* [Problem statement] Each entry below must be repeated word for word.

=== Data shown ===

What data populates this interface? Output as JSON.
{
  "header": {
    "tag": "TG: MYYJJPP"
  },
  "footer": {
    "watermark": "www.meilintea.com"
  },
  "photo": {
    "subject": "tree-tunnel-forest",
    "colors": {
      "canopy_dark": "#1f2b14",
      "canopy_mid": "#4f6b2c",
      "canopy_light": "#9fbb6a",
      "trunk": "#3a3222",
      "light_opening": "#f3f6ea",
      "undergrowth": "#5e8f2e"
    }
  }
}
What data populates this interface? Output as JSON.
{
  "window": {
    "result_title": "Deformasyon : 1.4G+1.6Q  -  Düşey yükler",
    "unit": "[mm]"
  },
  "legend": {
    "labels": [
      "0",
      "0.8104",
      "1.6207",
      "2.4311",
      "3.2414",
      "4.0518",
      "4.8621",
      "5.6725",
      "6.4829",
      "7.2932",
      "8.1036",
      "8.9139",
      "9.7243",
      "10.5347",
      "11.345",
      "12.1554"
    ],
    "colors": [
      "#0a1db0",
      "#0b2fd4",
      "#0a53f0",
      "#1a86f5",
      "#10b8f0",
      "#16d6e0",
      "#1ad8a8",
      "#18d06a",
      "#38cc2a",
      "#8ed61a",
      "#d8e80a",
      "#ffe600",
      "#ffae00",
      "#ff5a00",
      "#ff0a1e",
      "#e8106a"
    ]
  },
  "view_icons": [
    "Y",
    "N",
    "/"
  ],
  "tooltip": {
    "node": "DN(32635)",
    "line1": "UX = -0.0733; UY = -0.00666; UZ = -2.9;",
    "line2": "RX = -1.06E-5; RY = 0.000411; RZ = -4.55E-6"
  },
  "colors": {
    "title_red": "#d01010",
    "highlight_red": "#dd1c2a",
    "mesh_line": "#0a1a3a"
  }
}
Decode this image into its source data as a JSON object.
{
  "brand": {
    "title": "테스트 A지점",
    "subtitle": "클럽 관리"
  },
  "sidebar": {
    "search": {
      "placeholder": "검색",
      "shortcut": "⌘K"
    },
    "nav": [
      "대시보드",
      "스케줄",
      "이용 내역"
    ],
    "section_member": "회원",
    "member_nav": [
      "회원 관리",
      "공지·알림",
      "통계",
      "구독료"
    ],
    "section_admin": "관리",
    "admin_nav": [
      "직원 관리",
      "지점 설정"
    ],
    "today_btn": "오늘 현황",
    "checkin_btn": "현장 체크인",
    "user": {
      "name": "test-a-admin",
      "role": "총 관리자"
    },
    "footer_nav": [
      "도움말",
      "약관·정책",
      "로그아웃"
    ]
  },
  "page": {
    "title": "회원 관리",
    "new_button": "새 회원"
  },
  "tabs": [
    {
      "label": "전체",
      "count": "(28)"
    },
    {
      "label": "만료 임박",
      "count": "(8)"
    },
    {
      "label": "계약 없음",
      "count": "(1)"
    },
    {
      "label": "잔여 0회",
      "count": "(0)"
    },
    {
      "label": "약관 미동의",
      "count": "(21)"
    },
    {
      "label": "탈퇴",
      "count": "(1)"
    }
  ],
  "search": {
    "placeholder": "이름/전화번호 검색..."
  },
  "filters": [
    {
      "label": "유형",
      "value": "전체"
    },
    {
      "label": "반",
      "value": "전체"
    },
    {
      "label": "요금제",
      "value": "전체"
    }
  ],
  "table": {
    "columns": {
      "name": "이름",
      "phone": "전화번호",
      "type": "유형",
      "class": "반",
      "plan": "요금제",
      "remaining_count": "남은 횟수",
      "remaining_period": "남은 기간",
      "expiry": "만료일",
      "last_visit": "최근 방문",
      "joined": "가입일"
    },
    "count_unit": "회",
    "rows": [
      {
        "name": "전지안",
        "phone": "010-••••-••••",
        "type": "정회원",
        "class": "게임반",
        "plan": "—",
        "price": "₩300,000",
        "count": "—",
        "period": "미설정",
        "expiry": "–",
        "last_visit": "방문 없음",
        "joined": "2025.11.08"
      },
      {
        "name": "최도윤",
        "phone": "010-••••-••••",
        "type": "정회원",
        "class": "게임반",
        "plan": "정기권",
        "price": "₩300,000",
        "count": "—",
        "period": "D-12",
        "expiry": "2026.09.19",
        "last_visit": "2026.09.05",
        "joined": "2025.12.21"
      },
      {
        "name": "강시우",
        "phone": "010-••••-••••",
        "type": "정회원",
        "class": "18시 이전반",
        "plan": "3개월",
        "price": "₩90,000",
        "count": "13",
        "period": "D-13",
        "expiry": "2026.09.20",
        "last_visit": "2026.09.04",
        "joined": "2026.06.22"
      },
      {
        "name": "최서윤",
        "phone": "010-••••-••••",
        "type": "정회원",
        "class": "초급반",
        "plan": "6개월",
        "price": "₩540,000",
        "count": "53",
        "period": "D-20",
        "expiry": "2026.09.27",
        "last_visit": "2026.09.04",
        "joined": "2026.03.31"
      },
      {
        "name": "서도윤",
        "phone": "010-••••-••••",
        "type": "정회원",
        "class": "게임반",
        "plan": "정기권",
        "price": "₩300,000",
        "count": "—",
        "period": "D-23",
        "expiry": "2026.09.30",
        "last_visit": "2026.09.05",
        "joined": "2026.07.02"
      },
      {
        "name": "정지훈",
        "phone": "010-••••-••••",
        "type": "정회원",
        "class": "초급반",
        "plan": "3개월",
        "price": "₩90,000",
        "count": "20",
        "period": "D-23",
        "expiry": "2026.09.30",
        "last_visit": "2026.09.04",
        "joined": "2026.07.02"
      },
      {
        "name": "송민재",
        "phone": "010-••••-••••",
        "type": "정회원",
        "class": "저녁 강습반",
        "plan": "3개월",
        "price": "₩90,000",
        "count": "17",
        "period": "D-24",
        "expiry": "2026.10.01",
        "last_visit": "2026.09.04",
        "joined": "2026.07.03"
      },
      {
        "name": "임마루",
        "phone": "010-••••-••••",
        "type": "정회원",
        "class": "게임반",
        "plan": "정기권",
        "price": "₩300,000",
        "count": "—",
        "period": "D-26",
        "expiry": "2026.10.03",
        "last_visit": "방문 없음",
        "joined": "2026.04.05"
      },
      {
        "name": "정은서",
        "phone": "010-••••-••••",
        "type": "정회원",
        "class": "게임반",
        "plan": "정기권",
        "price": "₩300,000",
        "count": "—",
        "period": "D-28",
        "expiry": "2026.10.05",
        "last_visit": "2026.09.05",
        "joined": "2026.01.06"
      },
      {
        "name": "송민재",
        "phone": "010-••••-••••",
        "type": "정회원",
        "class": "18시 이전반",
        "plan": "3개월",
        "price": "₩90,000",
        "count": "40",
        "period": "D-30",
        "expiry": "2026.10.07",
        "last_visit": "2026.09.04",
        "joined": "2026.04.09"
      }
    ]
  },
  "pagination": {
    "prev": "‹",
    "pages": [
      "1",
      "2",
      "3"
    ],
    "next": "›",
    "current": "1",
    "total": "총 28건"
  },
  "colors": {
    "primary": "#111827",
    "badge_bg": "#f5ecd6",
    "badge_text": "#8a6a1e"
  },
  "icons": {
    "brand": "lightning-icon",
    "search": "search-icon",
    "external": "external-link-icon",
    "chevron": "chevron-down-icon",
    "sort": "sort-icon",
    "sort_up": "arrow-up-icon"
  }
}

===

* [Reply]
What data populates this interface? Output as JSON.
{
  "header": {
    "tag": "TG: MYYJJPP"
  },
  "footer": {
    "watermark": "www.meilintea.com"
  },
  "photo": {
    "subject": "tree-tunnel-forest",
    "colors": {
      "canopy_dark": "#1f2b14",
      "canopy_mid": "#4f6b2c",
      "canopy_light": "#9fbb6a",
      "trunk": "#3a3222",
      "light_opening": "#f3f6ea",
      "undergrowth": "#5e8f2e"
    }
  }
}
What data populates this interface? Output as JSON.
{
  "window": {
    "result_title": "Deformasyon : 1.4G+1.6Q  -  Düşey yükler",
    "unit": "[mm]"
  },
  "legend": {
    "labels": [
      "0",
      "0.8104",
      "1.6207",
      "2.4311",
      "3.2414",
      "4.0518",
      "4.8621",
      "5.6725",
      "6.4829",
      "7.2932",
      "8.1036",
      "8.9139",
      "9.7243",
      "10.5347",
      "11.345",
      "12.1554"
    ],
    "colors": [
      "#0a1db0",
      "#0b2fd4",
      "#0a53f0",
      "#1a86f5",
      "#10b8f0",
      "#16d6e0",
      "#1ad8a8",
      "#18d06a",
      "#38cc2a",
      "#8ed61a",
      "#d8e80a",
      "#ffe600",
      "#ffae00",
      "#ff5a00",
      "#ff0a1e",
      "#e8106a"
    ]
  },
  "view_icons": [
    "Y",
    "N",
    "/"
  ],
  "tooltip": {
    "node": "DN(32635)",
    "line1": "UX = -0.0733; UY = -0.00666; UZ = -2.9;",
    "line2": "RX = -1.06E-5; RY = 0.000411; RZ = -4.55E-6"
  },
  "colors": {
    "title_red": "#d01010",
    "highlight_red": "#dd1c2a",
    "mesh_line": "#0a1a3a"
  }
}
Decode this image into its source data as a JSON object.
{
  "brand": {
    "title": "테스트 A지점",
    "subtitle": "클럽 관리"
  },
  "sidebar": {
    "search": {
      "placeholder": "검색",
      "shortcut": "⌘K"
    },
    "nav": [
      "대시보드",
      "스케줄",
      "이용 내역"
    ],
    "section_member": "회원",
    "member_nav": [
      "회원 관리",
      "공지·알림",
      "통계",
      "구독료"
    ],
    "section_admin": "관리",
    "admin_nav": [
      "직원 관리",
      "지점 설정"
    ],
    "today_btn": "오늘 현황",
    "checkin_btn": "현장 체크인",
    "user": {
      "name": "test-a-admin",
      "role": "총 관리자"
    },
    "footer_nav": [
      "도움말",
      "약관·정책",
      "로그아웃"
    ]
  },
  "page": {
    "title": "회원 관리",
    "new_button": "새 회원"
  },
  "tabs": [
    {
      "label": "전체",
      "count": "(28)"
    },
    {
      "label": "만료 임박",
      "count": "(8)"
    },
    {
      "label": "계약 없음",
      "count": "(1)"
    },
    {
      "label": "잔여 0회",
      "count": "(0)"
    },
    {
      "label": "약관 미동의",
      "count": "(21)"
    },
    {
      "label": "탈퇴",
      "count": "(1)"
    }
  ],
  "search": {
    "placeholder": "이름/전화번호 검색..."
  },
  "filters": [
    {
      "label": "유형",
      "value": "전체"
    },
    {
      "label": "반",
      "value": "전체"
    },
    {
      "label": "요금제",
      "value": "전체"
    }
  ],
  "table": {
    "columns": {
      "name": "이름",
      "phone": "전화번호",
      "type": "유형",
      "class": "반",
      "plan": "요금제",
      "remaining_count": "남은 횟수",
      "remaining_period": "남은 기간",
      "expiry": "만료일",
      "last_visit": "최근 방문",
      "joined": "가입일"
    },
    "count_unit": "회",
    "rows": [
      {
        "name": "전지안",
        "phone": "010-••••-••••",
        "type": "정회원",
        "class": "게임반",
        "plan": "—",
        "price": "₩300,000",
        "count": "—",
        "period": "미설정",
        "expiry": "–",
        "last_visit": "방문 없음",
        "joined": "2025.11.08"
      },
      {
        "name": "최도윤",
        "phone": "010-••••-••••",
        "type": "정회원",
        "class": "게임반",
        "plan": "정기권",
        "price": "₩300,000",
        "count": "—",
        "period": "D-12",
        "expiry": "2026.09.19",
        "last_visit": "2026.09.05",
        "joined": "2025.12.21"
      },
      {
        "name": "강시우",
        "phone": "010-••••-••••",
        "type": "정회원",
        "class": "18시 이전반",
        "plan": "3개월",
        "price": "₩90,000",
        "count": "13",
        "period": "D-13",
        "expiry": "2026.09.20",
        "last_visit": "2026.09.04",
        "joined": "2026.06.22"
      },
      {
        "name": "최서윤",
        "phone": "010-••••-••••",
        "type": "정회원",
        "class": "초급반",
        "plan": "6개월",
        "price": "₩540,000",
        "count": "53",
        "period": "D-20",
        "expiry": "2026.09.27",
        "last_visit": "2026.09.04",
        "joined": "2026.03.31"
      },
      {
        "name": "서도윤",
        "phone": "010-••••-••••",
        "type": "정회원",
        "class": "게임반",
        "plan": "정기권",
        "price": "₩300,000",
        "count": "—",
        "period": "D-23",
        "expiry": "2026.09.30",
        "last_visit": "2026.09.05",
        "joined": "2026.07.02"
      },
      {
        "name": "정지훈",
        "phone": "010-••••-••••",
        "type": "정회원",
        "class": "초급반",
        "plan": "3개월",
        "price": "₩90,000",
        "count": "20",
        "period": "D-23",
        "expiry": "2026.09.30",
        "last_visit": "2026.09.04",
        "joined": "2026.07.02"
      },
      {
        "name": "송민재",
        "phone": "010-••••-••••",
        "type": "정회원",
        "class": "저녁 강습반",
        "plan": "3개월",
        "price": "₩90,000",
        "count": "17",
        "period": "D-24",
        "expiry": "2026.10.01",
        "last_visit": "2026.09.04",
        "joined": "2026.07.03"
      },
      {
        "name": "임마루",
        "phone": "010-••••-••••",
        "type": "정회원",
        "class": "게임반",
        "plan": "정기권",
        "price": "₩300,000",
        "count": "—",
        "period": "D-26",
        "expiry": "2026.10.03",
        "last_visit": "방문 없음",
        "joined": "2026.04.05"
      },
      {
        "name": "정은서",
        "phone": "010-••••-••••",
        "type": "정회원",
        "class": "게임반",
        "plan": "정기권",
        "price": "₩300,000",
        "count": "—",
        "period": "D-28",
        "expiry": "2026.10.05",
        "last_visit": "2026.09.05",
        "joined": "2026.01.06"
      },
      {
        "name": "송민재",
        "phone": "010-••••-••••",
        "type": "정회원",
        "class": "18시 이전반",
        "plan": "3개월",
        "price": "₩90,000",
        "count": "40",
        "period": "D-30",
        "expiry": "2026.10.07",
        "last_visit": "2026.09.04",
        "joined": "2026.04.09"
      }
    ]
  },
  "pagination": {
    "prev": "‹",
    "pages": [
      "1",
      "2",
      "3"
    ],
    "next": "›",
    "current": "1",
    "total": "총 28건"
  },
  "colors": {
    "primary": "#111827",
    "badge_bg": "#f5ecd6",
    "badge_text": "#8a6a1e"
  },
  "icons": {
    "brand": "lightning-icon",
    "search": "search-icon",
    "external": "external-link-icon",
    "chevron": "chevron-down-icon",
    "sort": "sort-icon",
    "sort_up": "arrow-up-icon"
  }
}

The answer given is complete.